TO DO - Reproduce word for word everything from the line containing "line-chart: 50,0 40,0" down to the line containing "x-tick-label: 8. 2024 [641,633,695,687]", including both of those lines.

Region and label listings:
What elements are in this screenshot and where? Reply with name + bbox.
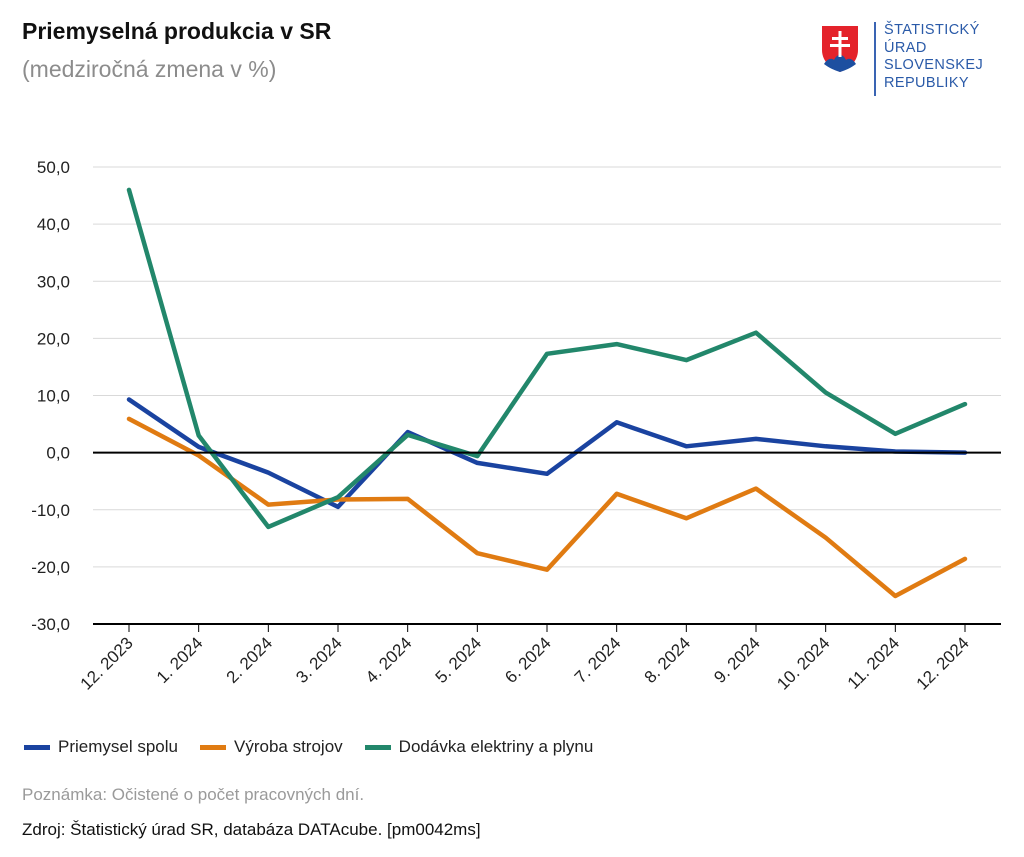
line-chart: 50,0 40,0 30,0 20,0 10,0 -10,0 -20,0 -30,0 0,0 12… [31,158,1001,694]
x-tick-label: 1. 2024 [153,633,207,687]
x-tick-label: 9. 2024 [710,633,764,687]
legend-swatch [24,744,50,750]
statistical-office-logo[interactable]: ŠTATISTICKÝ ÚRAD SLOVENSKEJ REPUBLIKY [818,22,1008,98]
footnote: Poznámka: Očistené o počet pracovných dn… [22,785,365,804]
chart-subtitle: (medziročná zmena v %) [22,56,277,82]
x-tick-label: 11. 2024 [844,633,903,692]
chart-title: Priemyselná produkcia v SR [22,18,332,44]
y-tick-label: 50,0 [37,158,70,177]
legend-swatch [200,744,226,750]
legend-label: Priemysel spolu [58,737,178,756]
x-tick-label: 7. 2024 [571,633,625,687]
source-note: Zdroj: Štatistický úrad SR, databáza DAT… [22,820,481,839]
slovak-coat-of-arms-icon [819,23,861,76]
x-tick-label: 2. 2024 [223,633,277,687]
y-tick-label: 30,0 [37,272,70,291]
x-tick-label: 12. 2024 [913,633,973,693]
logo-divider [874,22,876,96]
legend-label: Dodávka elektriny a plynu [398,737,594,756]
x-tick-label: 10. 2024 [773,633,833,693]
logo-line: REPUBLIKY [884,74,969,91]
series-line-2 [126,187,968,530]
chart-legend: Priemysel spolu Výroba strojov Dodávka e… [24,737,615,757]
logo-line: SLOVENSKEJ [884,57,984,73]
y-tick-label: 10,0 [37,387,70,406]
legend-swatch [364,744,391,750]
y-tick-label: -30,0 [31,615,70,634]
series-line-1 [126,416,968,599]
logo-line: ÚRAD [884,39,927,56]
x-tick-label: 8. 2024 [641,633,695,687]
legend-label: Výroba strojov [234,737,343,756]
x-tick-label: 12. 2023 [77,633,137,693]
y-tick-label: -20,0 [31,558,70,577]
y-tick-label: 0,0 [46,444,70,463]
x-tick-label: 6. 2024 [501,633,555,687]
logo-line: ŠTATISTICKÝ [884,22,980,38]
legend-item-dodavka-elektriny-a-plynu[interactable]: Dodávka elektriny a plynu [364,737,594,757]
series-line-0 [126,397,968,510]
legend-item-vyroba-strojov[interactable]: Výroba strojov [200,737,343,757]
x-tick-label: 5. 2024 [432,633,486,687]
x-tick-label: 3. 2024 [292,633,346,687]
y-tick-label: 20,0 [37,329,70,348]
logo-text: ŠTATISTICKÝ ÚRAD SLOVENSKEJ REPUBLIKY [884,22,983,92]
legend-item-priemysel-spolu[interactable]: Priemysel spolu [24,737,178,757]
x-tick-label: 4. 2024 [362,633,416,687]
y-tick-label: -10,0 [31,501,70,520]
y-tick-label: 40,0 [37,215,70,234]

EXERCISE SOLUTION -
line-chart: 50,0 40,0 30,0 20,0 10,0 -10,0 -20,0 -30,0 0,0 12… [31,158,1001,694]
x-tick-label: 1. 2024 [153,633,207,687]
x-tick-label: 9. 2024 [710,633,764,687]
legend-swatch [24,744,50,750]
statistical-office-logo[interactable]: ŠTATISTICKÝ ÚRAD SLOVENSKEJ REPUBLIKY [818,22,1008,98]
footnote: Poznámka: Očistené o počet pracovných dn… [22,785,365,804]
chart-subtitle: (medziročná zmena v %) [22,56,277,82]
x-tick-label: 11. 2024 [844,633,903,692]
chart-title: Priemyselná produkcia v SR [22,18,332,44]
y-tick-label: 50,0 [37,158,70,177]
legend-swatch [200,744,226,750]
legend-label: Priemysel spolu [58,737,178,756]
x-tick-label: 7. 2024 [571,633,625,687]
source-note: Zdroj: Štatistický úrad SR, databáza DAT… [22,820,481,839]
slovak-coat-of-arms-icon [819,23,861,76]
x-tick-label: 2. 2024 [223,633,277,687]
y-tick-label: 30,0 [37,272,70,291]
x-tick-label: 12. 2024 [913,633,973,693]
logo-divider [874,22,876,96]
legend-label: Dodávka elektriny a plynu [398,737,594,756]
x-tick-label: 10. 2024 [773,633,833,693]
logo-line: REPUBLIKY [884,74,969,91]
series-line-2 [126,187,968,530]
chart-legend: Priemysel spolu Výroba strojov Dodávka e… [24,737,615,757]
logo-line: SLOVENSKEJ [884,57,984,73]
y-tick-label: 10,0 [37,387,70,406]
legend-swatch [364,744,391,750]
y-tick-label: -30,0 [31,615,70,634]
series-line-1 [126,416,968,599]
logo-line: ÚRAD [884,39,927,56]
x-tick-label: 8. 2024 [641,633,695,687]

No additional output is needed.